EXERCISE: Format the lines as a numbered list, omitting any blank lines, beginning with the first line and ending after the line that contains "robot-avatar-icon bbox=[466, 60, 714, 309]". Include only those lines.

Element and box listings
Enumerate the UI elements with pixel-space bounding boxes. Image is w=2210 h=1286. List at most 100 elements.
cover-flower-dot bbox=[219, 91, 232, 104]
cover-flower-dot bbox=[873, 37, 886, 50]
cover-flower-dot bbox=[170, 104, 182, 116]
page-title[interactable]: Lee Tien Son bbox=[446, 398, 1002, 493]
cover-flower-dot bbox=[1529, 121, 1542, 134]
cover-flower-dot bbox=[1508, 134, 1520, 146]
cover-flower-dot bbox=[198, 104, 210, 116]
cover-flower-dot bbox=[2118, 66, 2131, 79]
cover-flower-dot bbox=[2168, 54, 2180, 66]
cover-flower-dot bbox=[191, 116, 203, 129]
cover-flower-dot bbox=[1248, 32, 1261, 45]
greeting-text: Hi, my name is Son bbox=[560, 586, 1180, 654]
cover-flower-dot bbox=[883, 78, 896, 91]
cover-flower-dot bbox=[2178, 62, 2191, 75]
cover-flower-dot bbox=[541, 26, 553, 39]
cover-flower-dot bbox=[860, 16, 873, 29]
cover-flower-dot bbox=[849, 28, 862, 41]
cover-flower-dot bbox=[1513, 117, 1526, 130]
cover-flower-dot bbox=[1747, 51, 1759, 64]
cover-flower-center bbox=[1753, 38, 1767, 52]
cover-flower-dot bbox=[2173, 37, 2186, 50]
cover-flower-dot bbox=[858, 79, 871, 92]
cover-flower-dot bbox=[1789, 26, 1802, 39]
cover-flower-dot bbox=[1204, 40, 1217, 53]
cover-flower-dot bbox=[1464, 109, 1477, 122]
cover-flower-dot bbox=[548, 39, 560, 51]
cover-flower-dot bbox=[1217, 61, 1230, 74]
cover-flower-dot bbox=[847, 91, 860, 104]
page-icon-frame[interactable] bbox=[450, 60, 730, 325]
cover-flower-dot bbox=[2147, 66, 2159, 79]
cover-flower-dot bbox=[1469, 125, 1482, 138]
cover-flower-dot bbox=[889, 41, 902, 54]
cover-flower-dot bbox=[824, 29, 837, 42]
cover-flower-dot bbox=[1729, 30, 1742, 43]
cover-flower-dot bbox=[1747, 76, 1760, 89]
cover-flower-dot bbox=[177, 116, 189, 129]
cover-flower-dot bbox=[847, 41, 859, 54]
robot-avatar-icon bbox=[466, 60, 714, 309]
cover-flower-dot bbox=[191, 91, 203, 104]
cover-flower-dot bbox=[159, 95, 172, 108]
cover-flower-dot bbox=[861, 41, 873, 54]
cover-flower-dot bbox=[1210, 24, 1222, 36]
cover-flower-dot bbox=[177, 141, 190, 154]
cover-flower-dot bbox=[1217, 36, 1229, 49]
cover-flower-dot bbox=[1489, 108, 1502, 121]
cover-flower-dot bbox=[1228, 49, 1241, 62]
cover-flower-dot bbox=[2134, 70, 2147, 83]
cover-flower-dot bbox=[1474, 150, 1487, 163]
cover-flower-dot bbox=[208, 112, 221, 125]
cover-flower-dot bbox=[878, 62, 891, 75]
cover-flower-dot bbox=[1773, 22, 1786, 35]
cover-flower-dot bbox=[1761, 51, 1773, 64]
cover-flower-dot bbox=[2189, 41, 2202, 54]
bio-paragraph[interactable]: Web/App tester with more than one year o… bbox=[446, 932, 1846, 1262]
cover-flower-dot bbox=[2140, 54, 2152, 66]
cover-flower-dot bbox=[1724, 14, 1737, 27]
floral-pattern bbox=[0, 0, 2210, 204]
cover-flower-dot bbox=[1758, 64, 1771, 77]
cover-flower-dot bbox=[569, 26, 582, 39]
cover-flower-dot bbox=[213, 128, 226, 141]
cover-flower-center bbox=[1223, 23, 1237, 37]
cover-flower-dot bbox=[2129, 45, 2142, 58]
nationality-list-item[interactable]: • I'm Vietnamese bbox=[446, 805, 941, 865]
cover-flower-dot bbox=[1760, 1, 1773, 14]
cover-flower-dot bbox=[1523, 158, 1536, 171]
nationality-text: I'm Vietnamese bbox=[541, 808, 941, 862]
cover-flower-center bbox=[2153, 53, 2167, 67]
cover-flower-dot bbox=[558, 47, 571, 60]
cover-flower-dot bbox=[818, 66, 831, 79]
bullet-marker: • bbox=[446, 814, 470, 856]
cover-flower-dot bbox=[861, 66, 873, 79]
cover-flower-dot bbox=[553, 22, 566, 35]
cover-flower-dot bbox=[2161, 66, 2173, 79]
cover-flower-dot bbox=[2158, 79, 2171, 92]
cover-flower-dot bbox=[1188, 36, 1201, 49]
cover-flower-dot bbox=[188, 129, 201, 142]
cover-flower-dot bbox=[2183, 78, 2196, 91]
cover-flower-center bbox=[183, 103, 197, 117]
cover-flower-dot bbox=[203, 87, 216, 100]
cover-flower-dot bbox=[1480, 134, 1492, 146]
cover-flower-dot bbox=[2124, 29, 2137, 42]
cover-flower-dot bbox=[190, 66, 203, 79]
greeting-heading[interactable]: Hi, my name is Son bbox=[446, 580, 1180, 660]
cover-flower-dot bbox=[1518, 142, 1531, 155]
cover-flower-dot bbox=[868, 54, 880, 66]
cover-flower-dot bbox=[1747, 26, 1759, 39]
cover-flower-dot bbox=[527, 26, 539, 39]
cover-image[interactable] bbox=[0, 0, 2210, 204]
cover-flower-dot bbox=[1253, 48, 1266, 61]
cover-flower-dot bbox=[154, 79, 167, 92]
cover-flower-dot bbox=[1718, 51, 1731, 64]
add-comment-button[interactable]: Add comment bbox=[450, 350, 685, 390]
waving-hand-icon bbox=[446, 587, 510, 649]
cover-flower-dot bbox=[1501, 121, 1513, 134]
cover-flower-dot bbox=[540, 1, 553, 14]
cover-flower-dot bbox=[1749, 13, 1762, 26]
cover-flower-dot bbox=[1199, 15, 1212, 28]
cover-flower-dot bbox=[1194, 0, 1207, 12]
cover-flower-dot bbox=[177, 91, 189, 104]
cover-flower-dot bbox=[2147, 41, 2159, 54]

WRITTEN RESPONSE:
1. Enumerate the UI elements with pixel-space bounding boxes. Image is w=2210 h=1286. List at most 100 elements.
2. cover-flower-dot bbox=[219, 91, 232, 104]
3. cover-flower-dot bbox=[873, 37, 886, 50]
4. cover-flower-dot bbox=[170, 104, 182, 116]
5. page-title[interactable]: Lee Tien Son bbox=[446, 398, 1002, 493]
6. cover-flower-dot bbox=[1529, 121, 1542, 134]
7. cover-flower-dot bbox=[1508, 134, 1520, 146]
8. cover-flower-dot bbox=[198, 104, 210, 116]
9. cover-flower-dot bbox=[2118, 66, 2131, 79]
10. cover-flower-dot bbox=[2168, 54, 2180, 66]
11. cover-flower-dot bbox=[191, 116, 203, 129]
12. cover-flower-dot bbox=[1248, 32, 1261, 45]
13. greeting-text: Hi, my name is Son bbox=[560, 586, 1180, 654]
14. cover-flower-dot bbox=[883, 78, 896, 91]
15. cover-flower-dot bbox=[2178, 62, 2191, 75]
16. cover-flower-dot bbox=[541, 26, 553, 39]
17. cover-flower-dot bbox=[860, 16, 873, 29]
18. cover-flower-dot bbox=[849, 28, 862, 41]
19. cover-flower-dot bbox=[1513, 117, 1526, 130]
20. cover-flower-dot bbox=[1747, 51, 1759, 64]
21. cover-flower-center bbox=[1753, 38, 1767, 52]
22. cover-flower-dot bbox=[2173, 37, 2186, 50]
23. cover-flower-dot bbox=[858, 79, 871, 92]
24. cover-flower-dot bbox=[1789, 26, 1802, 39]
25. cover-flower-dot bbox=[1204, 40, 1217, 53]
26. cover-flower-dot bbox=[1464, 109, 1477, 122]
27. cover-flower-dot bbox=[548, 39, 560, 51]
28. cover-flower-dot bbox=[1217, 61, 1230, 74]
29. cover-flower-dot bbox=[847, 91, 860, 104]
30. page-icon-frame[interactable] bbox=[450, 60, 730, 325]
31. cover-flower-dot bbox=[2147, 66, 2159, 79]
32. cover-flower-dot bbox=[1469, 125, 1482, 138]
33. cover-flower-dot bbox=[889, 41, 902, 54]
34. cover-flower-dot bbox=[824, 29, 837, 42]
35. cover-flower-dot bbox=[1729, 30, 1742, 43]
36. cover-flower-dot bbox=[1747, 76, 1760, 89]
37. cover-flower-dot bbox=[177, 116, 189, 129]
38. cover-flower-dot bbox=[847, 41, 859, 54]
39. robot-avatar-icon bbox=[466, 60, 714, 309]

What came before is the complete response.